*EXERCISE DESCRIPTION*.
Look through the data below. Show each line where the string "департамента" occurs.

## start

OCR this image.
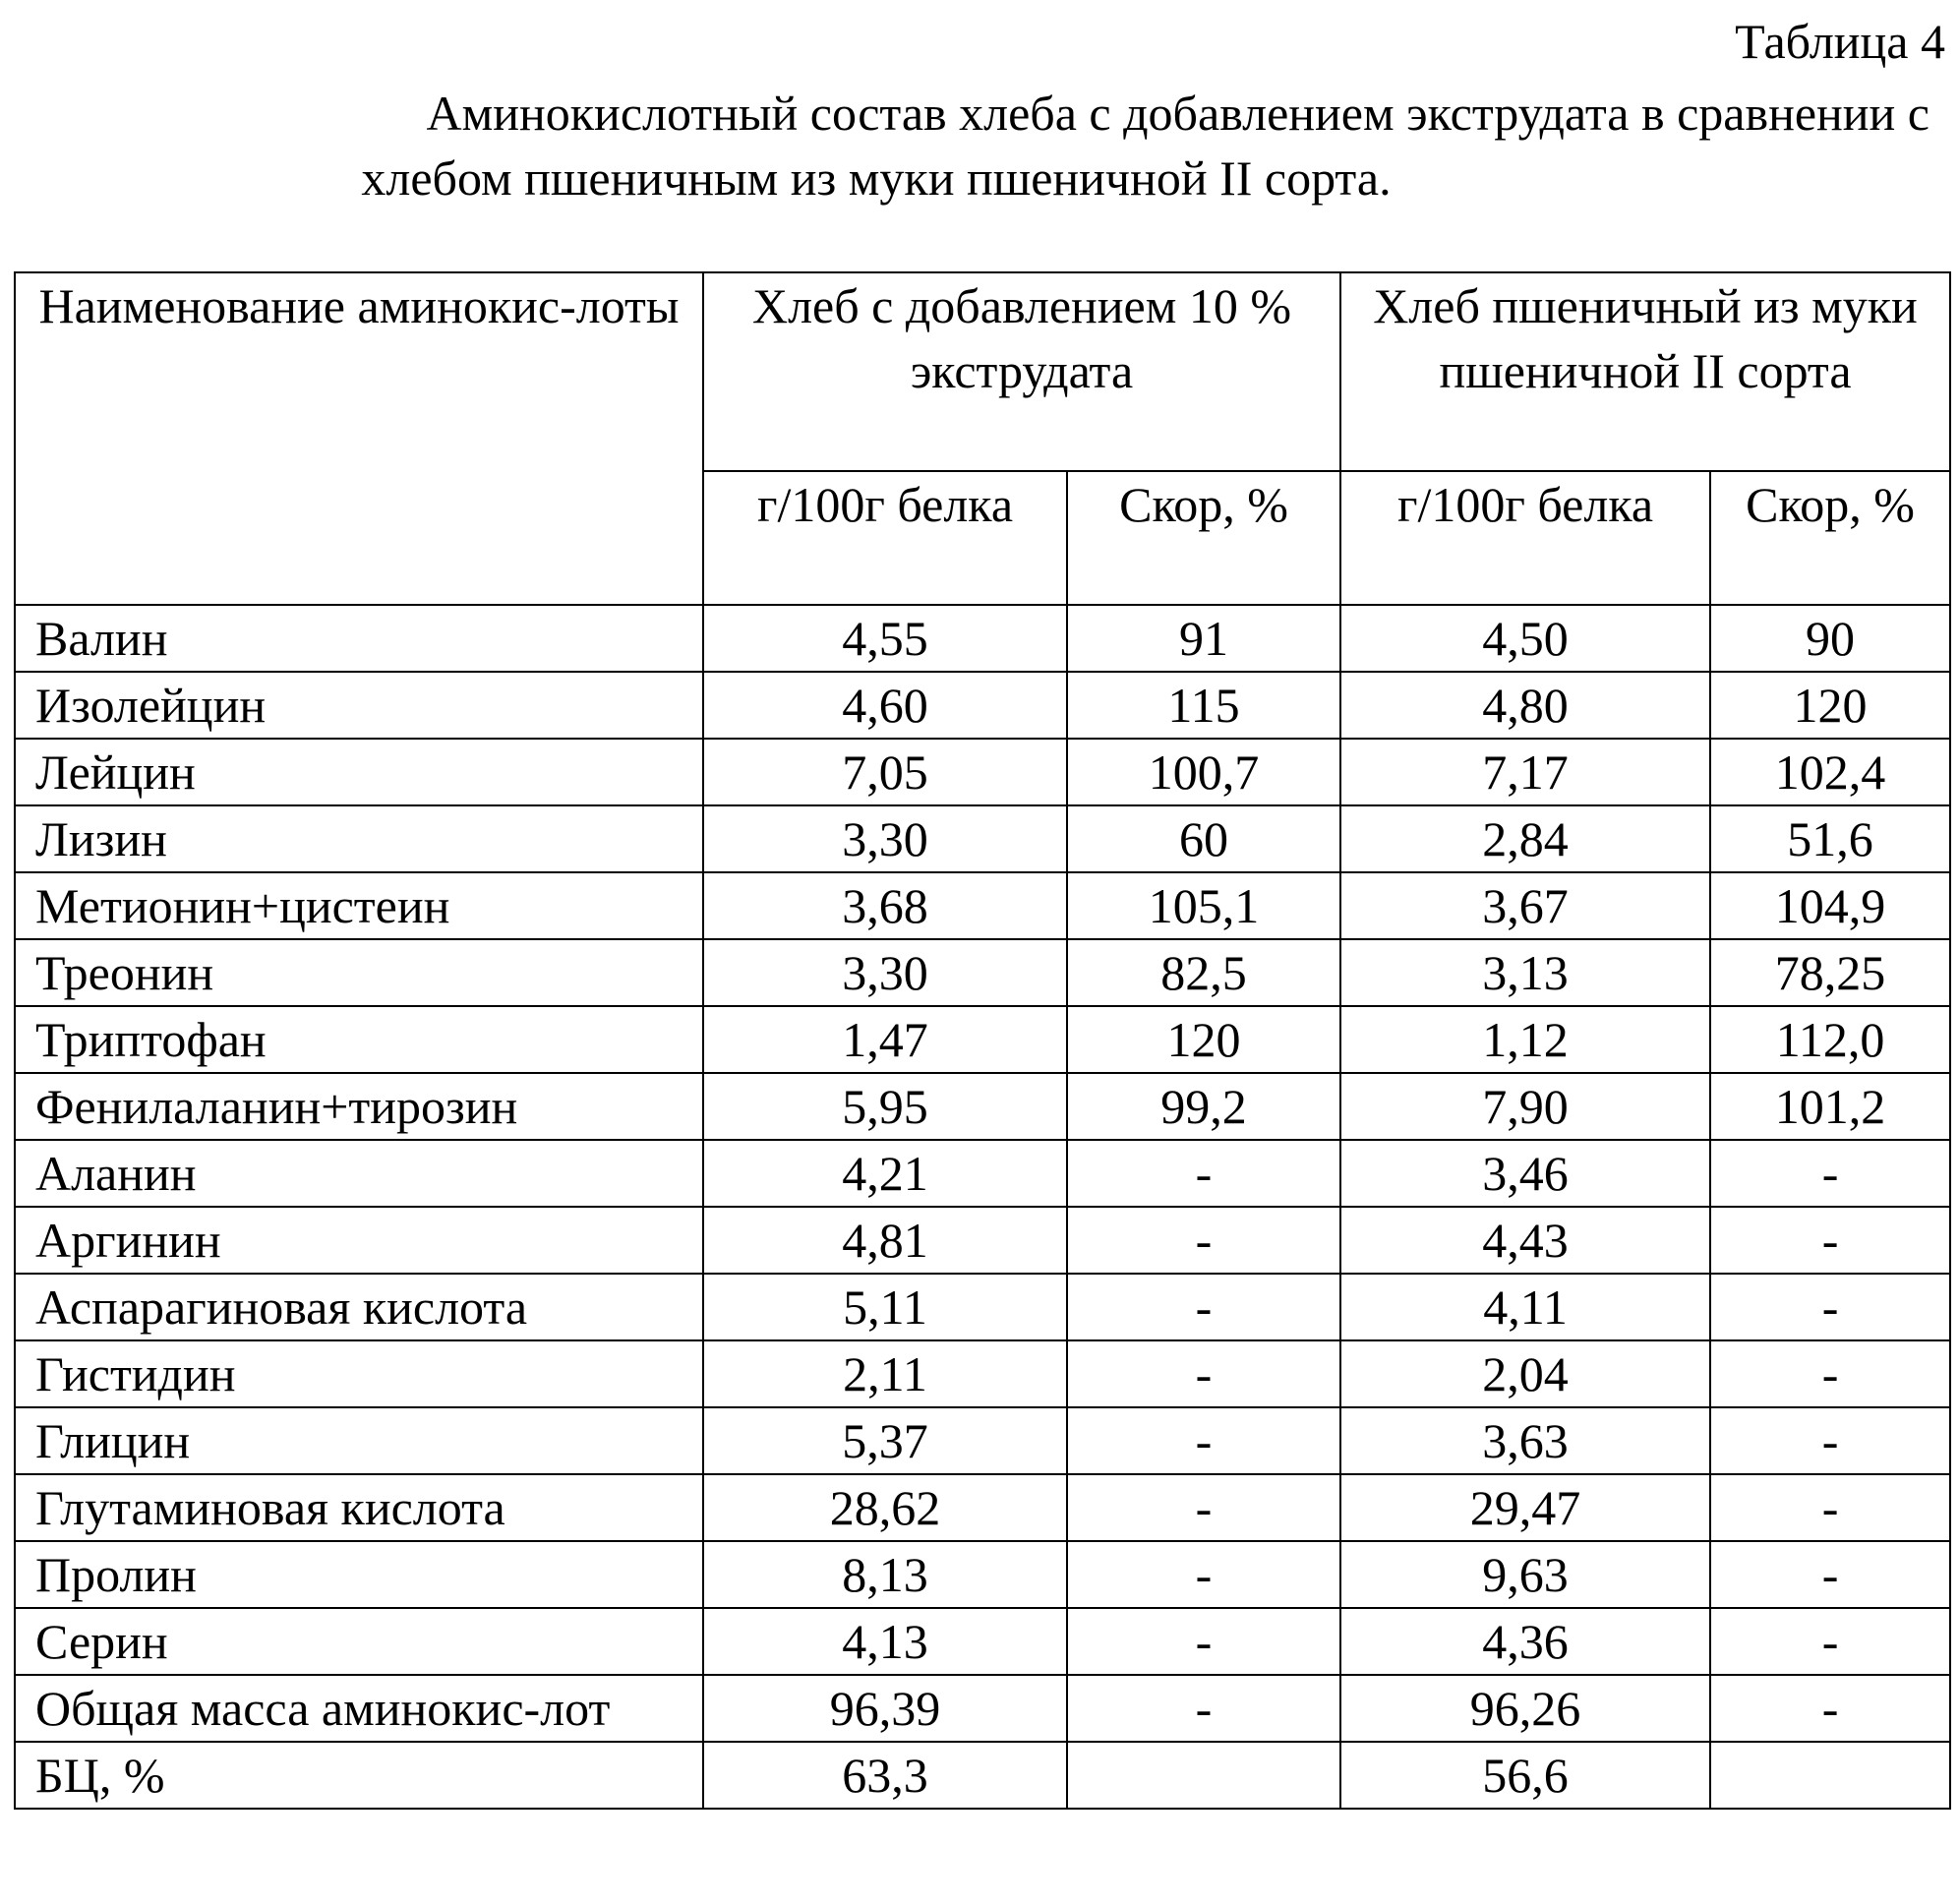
Таблица 4
Аминокислотный состав хлеба с добавлением экструдата в сравнении с
хлебом пшеничным из муки пшеничной II сорта.
Наименование аминокис-лоты	Хлеб с добавлением 10 % экструдата		Хлеб пшеничный из муки пшеничной II сорта	
	г/100г белка	Скор, %	г/100г белка	Скор, %
Валин	4,55	91	4,50	90
Изолейцин	4,60	115	4,80	120
Лейцин	7,05	100,7	7,17	102,4
Лизин	3,30	60	2,84	51,6
Метионин+цистеин	3,68	105,1	3,67	104,9
Треонин	3,30	82,5	3,13	78,25
Триптофан	1,47	120	1,12	112,0
Фенилаланин+тирозин	5,95	99,2	7,90	101,2
Аланин	4,21	-	3,46	-
Аргинин	4,81	-	4,43	-
Аспарагиновая кислота	5,11	-	4,11	-
Гистидин	2,11	-	2,04	-
Глицин	5,37	-	3,63	-
Глутаминовая кислота	28,62	-	29,47	-
Пролин	8,13	-	9,63	-
Серин	4,13	-	4,36	-
Общая масса аминокис-лот	96,39	-	96,26	-
БЦ, %	63,3		56,6	
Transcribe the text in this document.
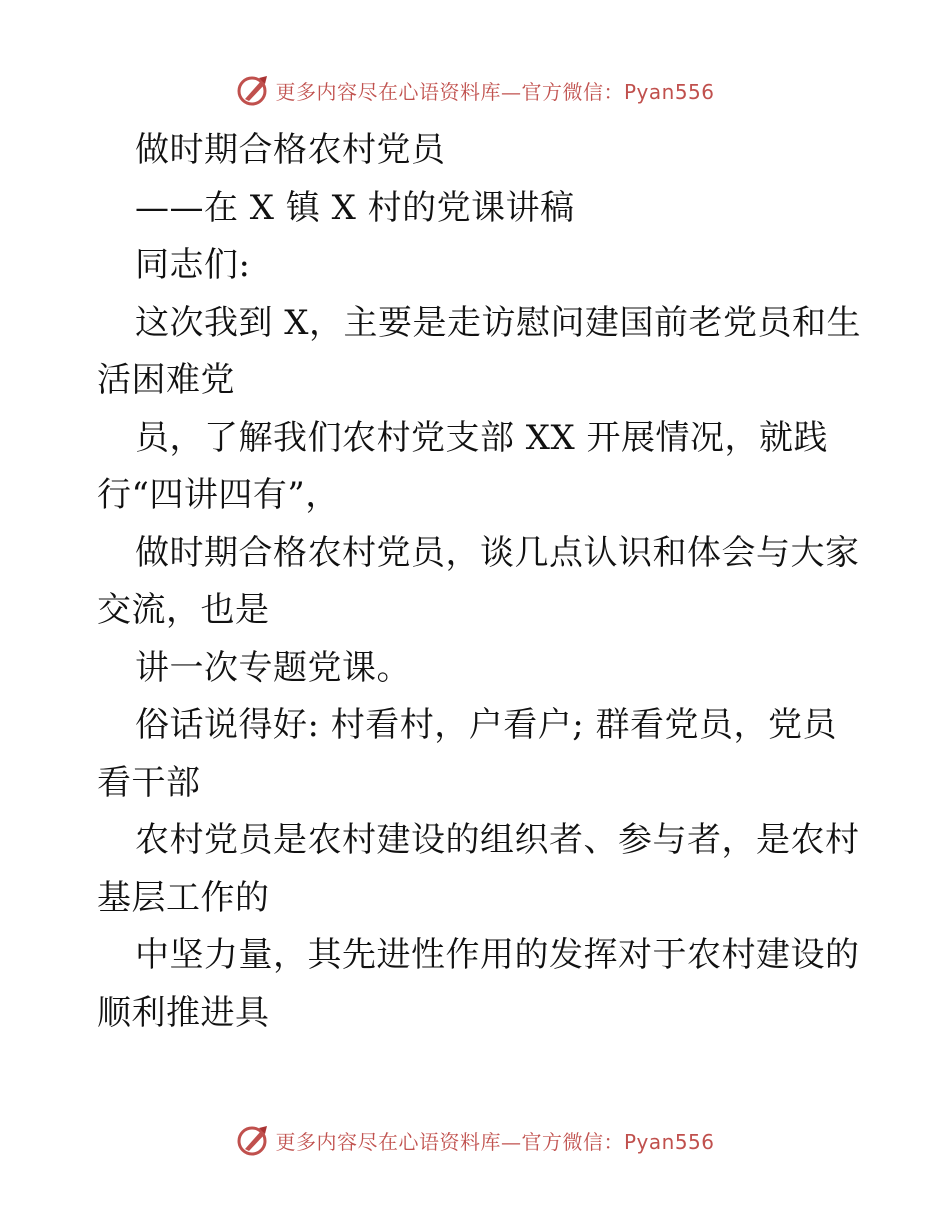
更多内容尽在心语资料库—官方微信：Pyan556
做时期合格农村党员
——在 X 镇 X 村的党课讲稿
同志们:
这次我到 X，主要是走访慰问建国前老党员和生
活困难党
员，了解我们农村党支部 XX 开展情况，就践
行“四讲四有”，
做时期合格农村党员，谈几点认识和体会与大家
交流，也是
讲一次专题党课。
俗话说得好: 村看村，户看户; 群看党员，党员
看干部
农村党员是农村建设的组织者、参与者，是农村
基层工作的
中坚力量，其先进性作用的发挥对于农村建设的
顺利推进具
更多内容尽在心语资料库—官方微信：Pyan556
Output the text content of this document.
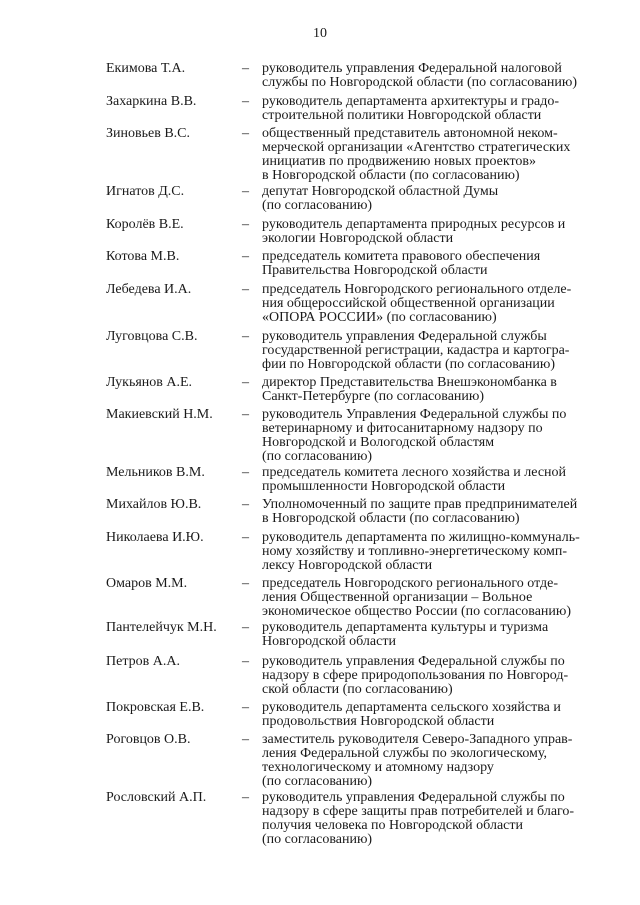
10
Екимова Т.А.	– руководитель управления Федеральной налоговой
службы по Новгородской области (по согласованию)
Захаркина В.В.	– руководитель департамента архитектуры и градо-
строительной политики Новгородской области
Зиновьев В.С.	– общественный представитель автономной неком-
мерческой организации «Агентство стратегических
инициатив по продвижению новых проектов»
в Новгородской области (по согласованию)
Игнатов Д.С.	– депутат Новгородской областной Думы
(по согласованию)
Королёв В.Е.	– руководитель департамента природных ресурсов и
экологии Новгородской области
Котова М.В.	– председатель комитета правового обеспечения
Правительства Новгородской области
Лебедева И.А.	– председатель Новгородского регионального отделе-
ния общероссийской общественной организации
«ОПОРА РОССИИ» (по согласованию)
Луговцова С.В.	– руководитель управления Федеральной службы
государственной регистрации, кадастра и картогра-
фии по Новгородской области (по согласованию)
Лукьянов А.Е.	– директор Представительства Внешэкономбанка в
Санкт-Петербурге (по согласованию)
Макиевский Н.М. – руководитель Управления Федеральной службы по
ветеринарному и фитосанитарному надзору по
Новгородской и Вологодской областям
(по согласованию)
Мельников В.М.	– председатель комитета лесного хозяйства и лесной
промышленности Новгородской области
Михайлов Ю.В.	– Уполномоченный по защите прав предпринимателей
в Новгородской области (по согласованию)
Николаева И.Ю.	– руководитель департамента по жилищно-коммуналь-
ному хозяйству и топливно-энергетическому комп-
лексу Новгородской области
Омаров М.М.	– председатель Новгородского регионального отде-
ления Общественной организации – Вольное
экономическое общество России (по согласованию)
Пантелейчук М.Н. – руководитель департамента культуры и туризма
Новгородской области
Петров А.А.	– руководитель управления Федеральной службы по
надзору в сфере природопользования по Новгород-
ской области (по согласованию)
Покровская Е.В.	– руководитель департамента сельского хозяйства и
продовольствия Новгородской области
Роговцов О.В.	– заместитель руководителя Северо-Западного управ-
ления Федеральной службы по экологическому,
технологическому и атомному надзору
(по согласованию)
Рословский А.П.	– руководитель управления Федеральной службы по
надзору в сфере защиты прав потребителей и благо-
получия человека по Новгородской области
(по согласованию)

## end

*REPLY TO THE EXERCISE*.
Захаркина В.В.	– руководитель департамента архитектуры и градо-
Королёв В.Е.	– руководитель департамента природных ресурсов и
Николаева И.Ю.	– руководитель департамента по жилищно-коммуналь-
Пантелейчук М.Н. – руководитель департамента культуры и туризма
Покровская Е.В.	– руководитель департамента сельского хозяйства и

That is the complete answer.